**Records from a data source:**
+ + + +
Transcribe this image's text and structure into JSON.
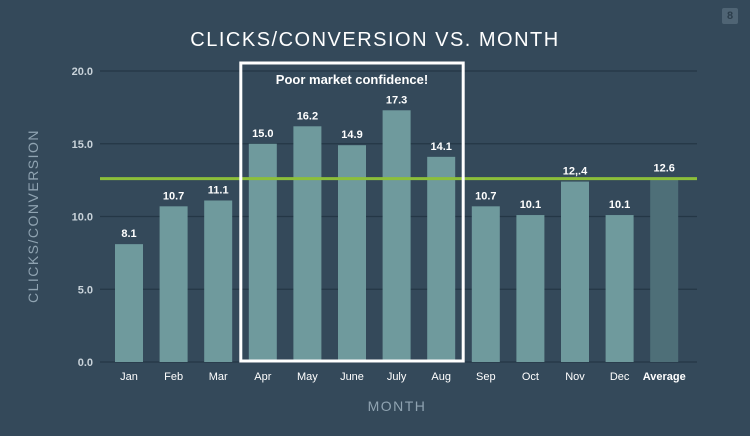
{
  "badge": "8",
  "colors": {
    "background": "#34495a",
    "bar": "#6f9a9d",
    "bar_highlight": "#4e6f78",
    "average_line": "#8cbf3a",
    "grid": "#243746",
    "text": "#ffffff",
    "axis_text": "#c9d3da",
    "axis_title": "#8fa3b1",
    "box": "#ffffff"
  },
  "chart_data": {
    "type": "bar",
    "title": "CLICKS/CONVERSION VS. MONTH",
    "xlabel": "MONTH",
    "ylabel": "CLICKS/CONVERSION",
    "ylim": [
      0,
      20
    ],
    "yticks": [
      "0.0",
      "5.0",
      "10.0",
      "15.0",
      "20.0"
    ],
    "ytick_values": [
      0,
      5,
      10,
      15,
      20
    ],
    "categories": [
      "Jan",
      "Feb",
      "Mar",
      "Apr",
      "May",
      "June",
      "July",
      "Aug",
      "Sep",
      "Oct",
      "Nov",
      "Dec",
      "Average"
    ],
    "values": [
      8.1,
      10.7,
      11.1,
      15.0,
      16.2,
      14.9,
      17.3,
      14.1,
      10.7,
      10.1,
      12.4,
      10.1,
      12.6
    ],
    "value_labels": [
      "8.1",
      "10.7",
      "11.1",
      "15.0",
      "16.2",
      "14.9",
      "17.3",
      "14.1",
      "10.7",
      "10.1",
      "12,.4",
      "10.1",
      "12.6"
    ],
    "highlight_category": "Average",
    "reference_line": {
      "value": 12.6
    },
    "annotation": {
      "text": "Poor market confidence!",
      "from_category": "Apr",
      "to_category": "Aug"
    },
    "grid": true,
    "legend": "none"
  }
}
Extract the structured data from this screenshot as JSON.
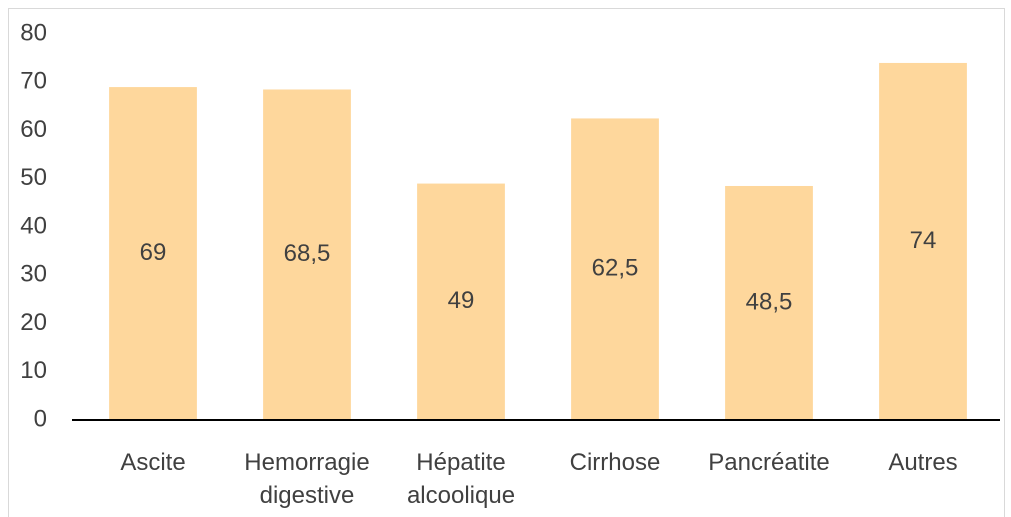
{
  "chart_data": {
    "type": "bar",
    "categories": [
      "Ascite",
      "Hemorragie digestive",
      "Hépatite alcoolique",
      "Cirrhose",
      "Pancréatite",
      "Autres"
    ],
    "values": [
      69,
      68.5,
      49,
      62.5,
      48.5,
      74
    ],
    "value_labels": [
      "69",
      "68,5",
      "49",
      "62,5",
      "48,5",
      "74"
    ],
    "color": "#fed79c",
    "ylim": [
      0,
      80
    ],
    "yticks": [
      0,
      10,
      20,
      30,
      40,
      50,
      60,
      70,
      80
    ],
    "grid": false
  }
}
+ + + +
**Work to be completed:**
Every record is to be reproduced exactly, with no pictures included.

**Response:**
Transcribe this image's text and structure into JSON.
{
  "badge": "8",
  "colors": {
    "background": "#34495a",
    "bar": "#6f9a9d",
    "bar_highlight": "#4e6f78",
    "average_line": "#8cbf3a",
    "grid": "#243746",
    "text": "#ffffff",
    "axis_text": "#c9d3da",
    "axis_title": "#8fa3b1",
    "box": "#ffffff"
  },
  "chart_data": {
    "type": "bar",
    "title": "CLICKS/CONVERSION VS. MONTH",
    "xlabel": "MONTH",
    "ylabel": "CLICKS/CONVERSION",
    "ylim": [
      0,
      20
    ],
    "yticks": [
      "0.0",
      "5.0",
      "10.0",
      "15.0",
      "20.0"
    ],
    "ytick_values": [
      0,
      5,
      10,
      15,
      20
    ],
    "categories": [
      "Jan",
      "Feb",
      "Mar",
      "Apr",
      "May",
      "June",
      "July",
      "Aug",
      "Sep",
      "Oct",
      "Nov",
      "Dec",
      "Average"
    ],
    "values": [
      8.1,
      10.7,
      11.1,
      15.0,
      16.2,
      14.9,
      17.3,
      14.1,
      10.7,
      10.1,
      12.4,
      10.1,
      12.6
    ],
    "value_labels": [
      "8.1",
      "10.7",
      "11.1",
      "15.0",
      "16.2",
      "14.9",
      "17.3",
      "14.1",
      "10.7",
      "10.1",
      "12,.4",
      "10.1",
      "12.6"
    ],
    "highlight_category": "Average",
    "reference_line": {
      "value": 12.6
    },
    "annotation": {
      "text": "Poor market confidence!",
      "from_category": "Apr",
      "to_category": "Aug"
    },
    "grid": true,
    "legend": "none"
  }
}
Extract the structured data from this screenshot as JSON.
{
  "chart_data": {
    "type": "bar",
    "categories": [
      "Ascite",
      "Hemorragie digestive",
      "Hépatite alcoolique",
      "Cirrhose",
      "Pancréatite",
      "Autres"
    ],
    "values": [
      69,
      68.5,
      49,
      62.5,
      48.5,
      74
    ],
    "value_labels": [
      "69",
      "68,5",
      "49",
      "62,5",
      "48,5",
      "74"
    ],
    "color": "#fed79c",
    "ylim": [
      0,
      80
    ],
    "yticks": [
      0,
      10,
      20,
      30,
      40,
      50,
      60,
      70,
      80
    ],
    "grid": false
  }
}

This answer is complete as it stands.